**Job:**
List the lines of this listing that hold the word "Bitcoin".

**Stored records:**

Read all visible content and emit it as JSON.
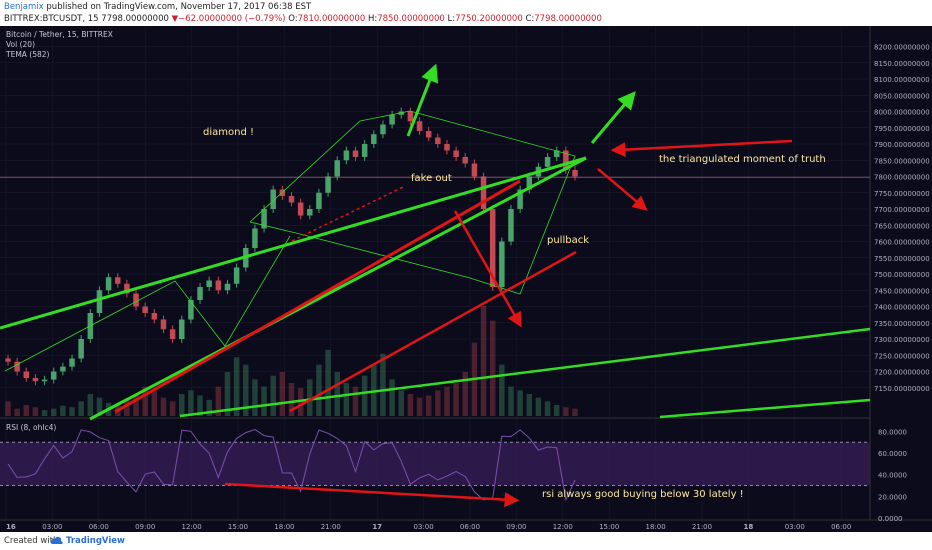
{
  "header": {
    "author": "Benjamix",
    "published": "published on TradingView.com, November 17, 2017 06:38 EST",
    "symbol": "BITTREX:BTCUSDT, 15",
    "last": "7798.00000000",
    "change": "−62.00000000 (−0.79%)",
    "o_label": "O:",
    "o_value": "7810.00000000",
    "h_label": "H:",
    "h_value": "7850.00000000",
    "l_label": "L:",
    "l_value": "7750.20000000",
    "c_label": "C:",
    "c_value": "7798.00000000"
  },
  "legend": {
    "title": "Bitcoin / Tether, 15, BITTREX",
    "vol": "Vol (20)",
    "tema": "TEMA (582)"
  },
  "rsi_label": "RSI (8, ohlc4)",
  "annotations": {
    "diamond": "diamond !",
    "fakeout": "fake out",
    "pullback": "pullback",
    "truth": "the triangulated moment of truth",
    "rsi_note": "rsi always good buying below 30 lately !"
  },
  "footer": {
    "created": "Created with",
    "brand": "TradingView"
  },
  "colors": {
    "background": "#0b0b1c",
    "up": "#4aa36b",
    "down": "#c34a52",
    "green_line": "#33dd22",
    "red_line": "#e01515",
    "annotation_text": "#ffe89a",
    "rsi_band": "#3a1f58",
    "rsi_line": "#7b4fb0"
  },
  "chart_data": [
    {
      "type": "candlestick",
      "title": "Bitcoin / Tether, 15, BITTREX",
      "ylim": [
        7100,
        8220
      ],
      "y_ticks": [
        "8200.00000000",
        "8150.00000000",
        "8100.00000000",
        "8050.00000000",
        "8000.00000000",
        "7950.00000000",
        "7900.00000000",
        "7850.00000000",
        "7800.00000000",
        "7750.00000000",
        "7700.00000000",
        "7650.00000000",
        "7600.00000000",
        "7550.00000000",
        "7500.00000000",
        "7450.00000000",
        "7400.00000000",
        "7350.00000000",
        "7300.00000000",
        "7250.00000000",
        "7200.00000000",
        "7150.00000000"
      ],
      "x_ticks": [
        "16",
        "03:00",
        "06:00",
        "09:00",
        "12:00",
        "15:00",
        "18:00",
        "21:00",
        "17",
        "03:00",
        "06:00",
        "09:00",
        "12:00",
        "15:00",
        "18:00",
        "21:00",
        "18",
        "03:00",
        "06:00"
      ],
      "current_price": 7798,
      "close_path": [
        7230,
        7200,
        7180,
        7170,
        7175,
        7200,
        7215,
        7240,
        7300,
        7380,
        7450,
        7490,
        7470,
        7440,
        7400,
        7380,
        7360,
        7330,
        7300,
        7360,
        7420,
        7460,
        7480,
        7450,
        7470,
        7520,
        7580,
        7640,
        7700,
        7760,
        7740,
        7720,
        7680,
        7700,
        7750,
        7800,
        7850,
        7880,
        7860,
        7900,
        7930,
        7960,
        7990,
        8000,
        7970,
        7940,
        7920,
        7900,
        7880,
        7860,
        7840,
        7800,
        7700,
        7460,
        7600,
        7700,
        7760,
        7800,
        7830,
        7860,
        7880,
        7820,
        7800
      ],
      "volume": [
        20,
        10,
        15,
        12,
        8,
        10,
        14,
        12,
        20,
        30,
        25,
        18,
        15,
        22,
        30,
        40,
        35,
        25,
        20,
        30,
        35,
        28,
        22,
        40,
        60,
        80,
        70,
        50,
        40,
        55,
        60,
        45,
        38,
        50,
        70,
        90,
        60,
        45,
        40,
        55,
        70,
        85,
        50,
        35,
        30,
        25,
        28,
        35,
        40,
        45,
        60,
        100,
        150,
        130,
        70,
        40,
        35,
        30,
        25,
        20,
        15,
        12,
        10
      ]
    },
    {
      "type": "line",
      "title": "RSI (8, ohlc4)",
      "ylim": [
        0,
        85
      ],
      "y_ticks": [
        "80.0000",
        "60.0000",
        "40.0000",
        "20.0000",
        "0.0000"
      ],
      "bands": [
        30,
        70
      ]
    }
  ]
}
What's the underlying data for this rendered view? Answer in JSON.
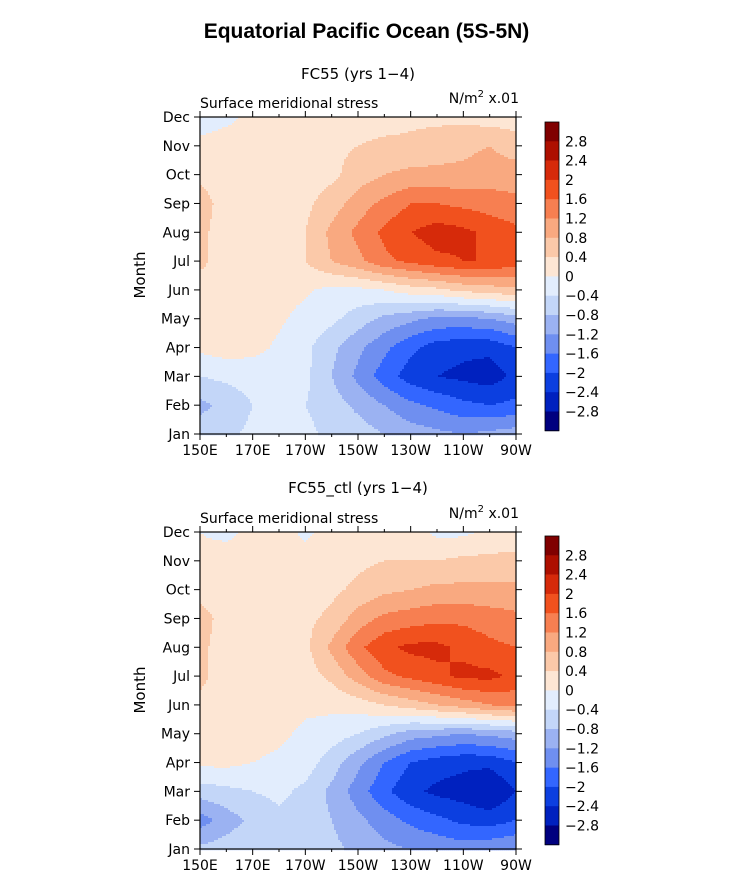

**Written answer:**
    "title": "Bitcoin / Tether, 15, BITTREX",
      "title": "Bitcoin / Tether, 15, BITTREX",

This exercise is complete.